◆ THE PROBLEM ◆
How many lines of the data hold the word "constitution"? State the number and nothing else.

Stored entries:
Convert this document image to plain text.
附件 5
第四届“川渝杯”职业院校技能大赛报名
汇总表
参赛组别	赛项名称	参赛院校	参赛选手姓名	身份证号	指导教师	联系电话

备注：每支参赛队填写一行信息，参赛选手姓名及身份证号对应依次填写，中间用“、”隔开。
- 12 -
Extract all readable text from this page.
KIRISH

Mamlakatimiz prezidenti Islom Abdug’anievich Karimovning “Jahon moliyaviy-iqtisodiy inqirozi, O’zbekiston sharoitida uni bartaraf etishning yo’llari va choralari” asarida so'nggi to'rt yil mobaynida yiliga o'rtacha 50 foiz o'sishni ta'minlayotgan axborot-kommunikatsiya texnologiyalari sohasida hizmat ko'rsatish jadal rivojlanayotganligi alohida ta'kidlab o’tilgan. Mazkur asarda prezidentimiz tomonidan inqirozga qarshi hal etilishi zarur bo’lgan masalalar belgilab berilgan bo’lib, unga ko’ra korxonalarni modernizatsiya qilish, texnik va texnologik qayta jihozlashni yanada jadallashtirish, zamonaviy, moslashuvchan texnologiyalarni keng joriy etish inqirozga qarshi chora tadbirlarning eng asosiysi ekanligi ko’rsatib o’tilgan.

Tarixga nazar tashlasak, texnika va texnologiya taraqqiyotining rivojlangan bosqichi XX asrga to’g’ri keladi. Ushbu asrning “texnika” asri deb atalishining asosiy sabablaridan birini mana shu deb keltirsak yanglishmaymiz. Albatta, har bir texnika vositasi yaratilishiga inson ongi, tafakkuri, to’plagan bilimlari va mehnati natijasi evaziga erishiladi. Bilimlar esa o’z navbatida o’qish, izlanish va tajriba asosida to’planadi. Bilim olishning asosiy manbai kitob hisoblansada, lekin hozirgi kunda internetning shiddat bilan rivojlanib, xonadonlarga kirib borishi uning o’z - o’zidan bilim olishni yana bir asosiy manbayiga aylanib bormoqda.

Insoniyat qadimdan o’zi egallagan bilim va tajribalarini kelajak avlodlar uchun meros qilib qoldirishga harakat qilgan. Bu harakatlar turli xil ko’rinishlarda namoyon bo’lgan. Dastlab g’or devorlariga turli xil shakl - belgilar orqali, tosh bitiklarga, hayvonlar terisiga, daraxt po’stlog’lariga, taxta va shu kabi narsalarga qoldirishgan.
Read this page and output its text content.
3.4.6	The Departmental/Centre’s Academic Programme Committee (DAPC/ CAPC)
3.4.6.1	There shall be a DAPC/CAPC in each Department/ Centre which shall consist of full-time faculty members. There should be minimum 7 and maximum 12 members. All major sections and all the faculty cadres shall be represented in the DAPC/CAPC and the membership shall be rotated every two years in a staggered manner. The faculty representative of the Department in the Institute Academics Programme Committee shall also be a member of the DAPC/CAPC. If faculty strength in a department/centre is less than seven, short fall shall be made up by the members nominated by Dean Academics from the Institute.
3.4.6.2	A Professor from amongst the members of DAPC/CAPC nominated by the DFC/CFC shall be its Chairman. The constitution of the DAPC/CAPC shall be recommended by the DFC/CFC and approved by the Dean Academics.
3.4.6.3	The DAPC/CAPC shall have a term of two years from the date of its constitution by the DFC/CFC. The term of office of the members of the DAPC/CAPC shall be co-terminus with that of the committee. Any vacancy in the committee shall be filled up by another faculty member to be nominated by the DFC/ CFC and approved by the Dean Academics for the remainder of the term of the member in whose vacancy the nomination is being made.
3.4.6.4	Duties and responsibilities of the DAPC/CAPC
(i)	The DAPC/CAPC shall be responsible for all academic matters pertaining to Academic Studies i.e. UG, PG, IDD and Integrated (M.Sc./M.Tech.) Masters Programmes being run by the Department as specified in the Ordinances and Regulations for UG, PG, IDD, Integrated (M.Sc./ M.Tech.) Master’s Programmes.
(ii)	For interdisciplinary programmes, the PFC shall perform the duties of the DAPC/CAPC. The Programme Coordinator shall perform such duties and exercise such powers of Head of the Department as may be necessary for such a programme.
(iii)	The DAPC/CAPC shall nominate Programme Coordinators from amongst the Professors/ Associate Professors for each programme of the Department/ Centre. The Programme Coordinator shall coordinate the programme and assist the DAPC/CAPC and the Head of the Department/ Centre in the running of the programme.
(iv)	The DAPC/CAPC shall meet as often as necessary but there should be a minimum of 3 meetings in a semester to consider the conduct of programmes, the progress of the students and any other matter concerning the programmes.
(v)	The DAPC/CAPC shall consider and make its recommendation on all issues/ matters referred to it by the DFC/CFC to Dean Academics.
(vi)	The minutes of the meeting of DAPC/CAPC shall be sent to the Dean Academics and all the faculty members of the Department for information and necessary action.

◆ WRITTEN RESPONSE ◆
2